>> BEGIN RECORDS

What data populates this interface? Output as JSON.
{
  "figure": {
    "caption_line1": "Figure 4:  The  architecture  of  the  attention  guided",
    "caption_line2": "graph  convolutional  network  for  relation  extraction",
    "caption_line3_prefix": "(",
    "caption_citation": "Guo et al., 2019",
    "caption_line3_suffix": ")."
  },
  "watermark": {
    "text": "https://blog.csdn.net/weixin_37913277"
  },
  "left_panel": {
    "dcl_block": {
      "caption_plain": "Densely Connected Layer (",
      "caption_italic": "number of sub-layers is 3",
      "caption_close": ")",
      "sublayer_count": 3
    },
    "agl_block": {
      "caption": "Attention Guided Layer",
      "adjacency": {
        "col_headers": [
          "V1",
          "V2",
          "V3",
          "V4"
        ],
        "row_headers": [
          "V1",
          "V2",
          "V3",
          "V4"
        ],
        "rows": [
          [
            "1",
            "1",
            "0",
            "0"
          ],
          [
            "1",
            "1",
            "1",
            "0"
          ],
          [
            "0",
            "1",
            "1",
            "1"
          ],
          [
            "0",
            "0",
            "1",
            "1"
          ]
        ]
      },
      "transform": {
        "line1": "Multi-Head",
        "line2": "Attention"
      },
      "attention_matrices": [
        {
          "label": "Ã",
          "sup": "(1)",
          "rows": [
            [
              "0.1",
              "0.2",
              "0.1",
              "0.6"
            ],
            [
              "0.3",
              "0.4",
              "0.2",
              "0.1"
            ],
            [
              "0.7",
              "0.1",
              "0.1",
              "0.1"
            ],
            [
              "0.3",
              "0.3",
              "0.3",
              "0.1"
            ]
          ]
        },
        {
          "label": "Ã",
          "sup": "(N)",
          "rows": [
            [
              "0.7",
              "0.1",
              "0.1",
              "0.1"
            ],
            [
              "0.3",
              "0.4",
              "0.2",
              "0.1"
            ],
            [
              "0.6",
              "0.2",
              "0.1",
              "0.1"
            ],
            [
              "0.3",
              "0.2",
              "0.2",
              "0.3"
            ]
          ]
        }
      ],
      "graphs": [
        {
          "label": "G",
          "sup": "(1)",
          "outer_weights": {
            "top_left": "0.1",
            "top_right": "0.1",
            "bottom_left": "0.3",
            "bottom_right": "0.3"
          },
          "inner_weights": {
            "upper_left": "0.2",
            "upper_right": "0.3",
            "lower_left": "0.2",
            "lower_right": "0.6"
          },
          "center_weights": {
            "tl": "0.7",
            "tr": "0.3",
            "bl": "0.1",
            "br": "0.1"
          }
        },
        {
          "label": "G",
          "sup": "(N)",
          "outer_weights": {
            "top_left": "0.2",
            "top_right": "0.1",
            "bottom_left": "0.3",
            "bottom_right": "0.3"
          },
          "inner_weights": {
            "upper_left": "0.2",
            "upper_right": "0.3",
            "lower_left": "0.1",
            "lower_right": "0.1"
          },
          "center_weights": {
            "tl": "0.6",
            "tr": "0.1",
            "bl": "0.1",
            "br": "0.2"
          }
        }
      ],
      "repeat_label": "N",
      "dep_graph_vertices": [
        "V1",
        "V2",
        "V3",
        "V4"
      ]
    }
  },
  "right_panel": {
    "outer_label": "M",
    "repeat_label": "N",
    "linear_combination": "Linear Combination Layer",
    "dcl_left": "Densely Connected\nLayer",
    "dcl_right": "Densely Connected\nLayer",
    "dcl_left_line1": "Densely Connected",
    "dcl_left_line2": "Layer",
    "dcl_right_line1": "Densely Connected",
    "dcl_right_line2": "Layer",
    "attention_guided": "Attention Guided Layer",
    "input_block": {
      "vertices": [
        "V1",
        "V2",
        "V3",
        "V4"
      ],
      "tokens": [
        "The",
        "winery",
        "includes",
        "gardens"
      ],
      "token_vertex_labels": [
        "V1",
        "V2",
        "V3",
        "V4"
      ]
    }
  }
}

>> END RECORDS

EXERCISE DETAILS —
Write out the listing once more, matching it exactly.

ANSWER TO THIS TASK —
What data populates this interface? Output as JSON.
{
  "figure": {
    "caption_line1": "Figure 4:  The  architecture  of  the  attention  guided",
    "caption_line2": "graph  convolutional  network  for  relation  extraction",
    "caption_line3_prefix": "(",
    "caption_citation": "Guo et al., 2019",
    "caption_line3_suffix": ")."
  },
  "watermark": {
    "text": "https://blog.csdn.net/weixin_37913277"
  },
  "left_panel": {
    "dcl_block": {
      "caption_plain": "Densely Connected Layer (",
      "caption_italic": "number of sub-layers is 3",
      "caption_close": ")",
      "sublayer_count": 3
    },
    "agl_block": {
      "caption": "Attention Guided Layer",
      "adjacency": {
        "col_headers": [
          "V1",
          "V2",
          "V3",
          "V4"
        ],
        "row_headers": [
          "V1",
          "V2",
          "V3",
          "V4"
        ],
        "rows": [
          [
            "1",
            "1",
            "0",
            "0"
          ],
          [
            "1",
            "1",
            "1",
            "0"
          ],
          [
            "0",
            "1",
            "1",
            "1"
          ],
          [
            "0",
            "0",
            "1",
            "1"
          ]
        ]
      },
      "transform": {
        "line1": "Multi-Head",
        "line2": "Attention"
      },
      "attention_matrices": [
        {
          "label": "Ã",
          "sup": "(1)",
          "rows": [
            [
              "0.1",
              "0.2",
              "0.1",
              "0.6"
            ],
            [
              "0.3",
              "0.4",
              "0.2",
              "0.1"
            ],
            [
              "0.7",
              "0.1",
              "0.1",
              "0.1"
            ],
            [
              "0.3",
              "0.3",
              "0.3",
              "0.1"
            ]
          ]
        },
        {
          "label": "Ã",
          "sup": "(N)",
          "rows": [
            [
              "0.7",
              "0.1",
              "0.1",
              "0.1"
            ],
            [
              "0.3",
              "0.4",
              "0.2",
              "0.1"
            ],
            [
              "0.6",
              "0.2",
              "0.1",
              "0.1"
            ],
            [
              "0.3",
              "0.2",
              "0.2",
              "0.3"
            ]
          ]
        }
      ],
      "graphs": [
        {
          "label": "G",
          "sup": "(1)",
          "outer_weights": {
            "top_left": "0.1",
            "top_right": "0.1",
            "bottom_left": "0.3",
            "bottom_right": "0.3"
          },
          "inner_weights": {
            "upper_left": "0.2",
            "upper_right": "0.3",
            "lower_left": "0.2",
            "lower_right": "0.6"
          },
          "center_weights": {
            "tl": "0.7",
            "tr": "0.3",
            "bl": "0.1",
            "br": "0.1"
          }
        },
        {
          "label": "G",
          "sup": "(N)",
          "outer_weights": {
            "top_left": "0.2",
            "top_right": "0.1",
            "bottom_left": "0.3",
            "bottom_right": "0.3"
          },
          "inner_weights": {
            "upper_left": "0.2",
            "upper_right": "0.3",
            "lower_left": "0.1",
            "lower_right": "0.1"
          },
          "center_weights": {
            "tl": "0.6",
            "tr": "0.1",
            "bl": "0.1",
            "br": "0.2"
          }
        }
      ],
      "repeat_label": "N",
      "dep_graph_vertices": [
        "V1",
        "V2",
        "V3",
        "V4"
      ]
    }
  },
  "right_panel": {
    "outer_label": "M",
    "repeat_label": "N",
    "linear_combination": "Linear Combination Layer",
    "dcl_left": "Densely Connected\nLayer",
    "dcl_right": "Densely Connected\nLayer",
    "dcl_left_line1": "Densely Connected",
    "dcl_left_line2": "Layer",
    "dcl_right_line1": "Densely Connected",
    "dcl_right_line2": "Layer",
    "attention_guided": "Attention Guided Layer",
    "input_block": {
      "vertices": [
        "V1",
        "V2",
        "V3",
        "V4"
      ],
      "tokens": [
        "The",
        "winery",
        "includes",
        "gardens"
      ],
      "token_vertex_labels": [
        "V1",
        "V2",
        "V3",
        "V4"
      ]
    }
  }
}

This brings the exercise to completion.